Backup restore failed, sidekiq won't stop then runsaway

I did a rebuild this morning and then tried restoring a backup into the container. I’m on 2.6.0.beta5
( 75a893fd61 ), with everything in the container.

The backup restore would normally work (i.e. has done previously), but today failed like this:

Starting restore: app-2020-11-06-033740-v20201009190955.tar.gz
[STARTED]
'system' has started the restore!
Marking restore as running...
Making sure /var/www/discourse/tmp/restores/default/2020-11-06-084354 exists...
Copying archive to tmp directory...
Unzipping archive, this may take a while...
Extracting dump file...
Validating metadata...
  Current version: 20201103103401
  Restored version: 20201009190955
Enabling readonly mode...
Pausing sidekiq...
Waiting up to 60 seconds for Sidekiq to finish running jobs...

Instruction:
In the backup restore thread, how long does the restore log say it will wait for Sidekiq to finish running jobs?

Excerpted records:
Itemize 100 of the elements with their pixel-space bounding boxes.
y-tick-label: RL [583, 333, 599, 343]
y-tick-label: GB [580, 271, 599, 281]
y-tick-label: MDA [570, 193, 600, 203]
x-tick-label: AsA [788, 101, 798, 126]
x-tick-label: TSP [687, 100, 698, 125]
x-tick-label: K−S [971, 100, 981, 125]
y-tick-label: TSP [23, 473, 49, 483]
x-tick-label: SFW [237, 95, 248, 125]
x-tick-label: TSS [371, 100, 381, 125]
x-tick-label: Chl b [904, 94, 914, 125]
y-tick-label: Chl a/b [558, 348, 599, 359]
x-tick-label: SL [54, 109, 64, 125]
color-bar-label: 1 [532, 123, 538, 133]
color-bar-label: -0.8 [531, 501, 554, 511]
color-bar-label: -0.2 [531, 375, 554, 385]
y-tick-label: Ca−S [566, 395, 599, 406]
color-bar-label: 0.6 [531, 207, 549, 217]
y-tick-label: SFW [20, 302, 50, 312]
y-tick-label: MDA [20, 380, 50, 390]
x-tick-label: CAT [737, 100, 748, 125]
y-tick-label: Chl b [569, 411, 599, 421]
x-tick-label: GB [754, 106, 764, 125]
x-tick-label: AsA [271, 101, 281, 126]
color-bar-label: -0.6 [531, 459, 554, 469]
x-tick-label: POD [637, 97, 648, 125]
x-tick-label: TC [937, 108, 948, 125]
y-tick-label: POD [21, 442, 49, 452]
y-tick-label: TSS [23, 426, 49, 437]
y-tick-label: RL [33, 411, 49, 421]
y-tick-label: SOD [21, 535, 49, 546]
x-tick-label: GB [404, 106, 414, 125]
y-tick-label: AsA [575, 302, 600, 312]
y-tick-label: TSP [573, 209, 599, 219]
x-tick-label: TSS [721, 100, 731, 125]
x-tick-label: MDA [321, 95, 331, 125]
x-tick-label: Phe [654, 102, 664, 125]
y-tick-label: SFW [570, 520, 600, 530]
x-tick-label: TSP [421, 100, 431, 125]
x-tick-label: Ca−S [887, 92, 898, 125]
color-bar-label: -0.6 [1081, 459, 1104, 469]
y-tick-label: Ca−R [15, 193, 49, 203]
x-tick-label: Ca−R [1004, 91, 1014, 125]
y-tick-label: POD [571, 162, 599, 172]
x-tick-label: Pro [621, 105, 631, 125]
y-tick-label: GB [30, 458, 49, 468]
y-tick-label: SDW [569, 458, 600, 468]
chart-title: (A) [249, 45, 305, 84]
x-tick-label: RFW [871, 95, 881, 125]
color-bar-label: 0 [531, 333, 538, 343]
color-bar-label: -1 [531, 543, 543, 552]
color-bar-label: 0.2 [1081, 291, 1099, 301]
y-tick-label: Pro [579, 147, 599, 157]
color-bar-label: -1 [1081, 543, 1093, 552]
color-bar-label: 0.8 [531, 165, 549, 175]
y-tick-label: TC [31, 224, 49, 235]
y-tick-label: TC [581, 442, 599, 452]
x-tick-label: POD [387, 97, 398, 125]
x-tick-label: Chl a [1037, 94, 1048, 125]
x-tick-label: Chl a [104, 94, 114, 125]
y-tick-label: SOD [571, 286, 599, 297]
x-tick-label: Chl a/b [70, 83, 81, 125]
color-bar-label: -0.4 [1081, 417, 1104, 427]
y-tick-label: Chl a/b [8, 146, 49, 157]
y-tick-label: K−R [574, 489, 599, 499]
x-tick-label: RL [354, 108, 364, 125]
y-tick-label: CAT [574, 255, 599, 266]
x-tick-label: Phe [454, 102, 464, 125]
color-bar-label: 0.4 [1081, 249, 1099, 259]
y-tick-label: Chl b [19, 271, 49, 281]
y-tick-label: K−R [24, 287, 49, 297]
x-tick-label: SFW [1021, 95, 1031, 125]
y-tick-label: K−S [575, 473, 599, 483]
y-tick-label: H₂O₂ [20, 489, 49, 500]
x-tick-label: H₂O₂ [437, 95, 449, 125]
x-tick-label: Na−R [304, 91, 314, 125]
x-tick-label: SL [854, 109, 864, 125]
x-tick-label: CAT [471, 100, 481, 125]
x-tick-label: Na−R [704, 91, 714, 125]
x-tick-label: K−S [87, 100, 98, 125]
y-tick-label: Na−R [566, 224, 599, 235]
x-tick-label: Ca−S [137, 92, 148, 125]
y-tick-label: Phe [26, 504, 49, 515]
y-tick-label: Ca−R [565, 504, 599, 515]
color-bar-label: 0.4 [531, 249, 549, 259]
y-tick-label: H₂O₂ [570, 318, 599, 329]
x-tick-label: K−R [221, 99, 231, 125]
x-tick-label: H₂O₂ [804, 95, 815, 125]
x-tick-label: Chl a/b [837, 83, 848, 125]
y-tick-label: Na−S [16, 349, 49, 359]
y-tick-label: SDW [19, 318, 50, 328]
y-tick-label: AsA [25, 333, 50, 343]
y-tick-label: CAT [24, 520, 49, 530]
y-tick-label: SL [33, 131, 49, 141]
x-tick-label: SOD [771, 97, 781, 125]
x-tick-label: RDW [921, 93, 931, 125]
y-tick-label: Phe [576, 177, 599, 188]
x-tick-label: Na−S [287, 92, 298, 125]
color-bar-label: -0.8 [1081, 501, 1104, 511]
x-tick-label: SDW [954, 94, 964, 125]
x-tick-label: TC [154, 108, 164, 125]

Response to the task:
Up to 60 seconds.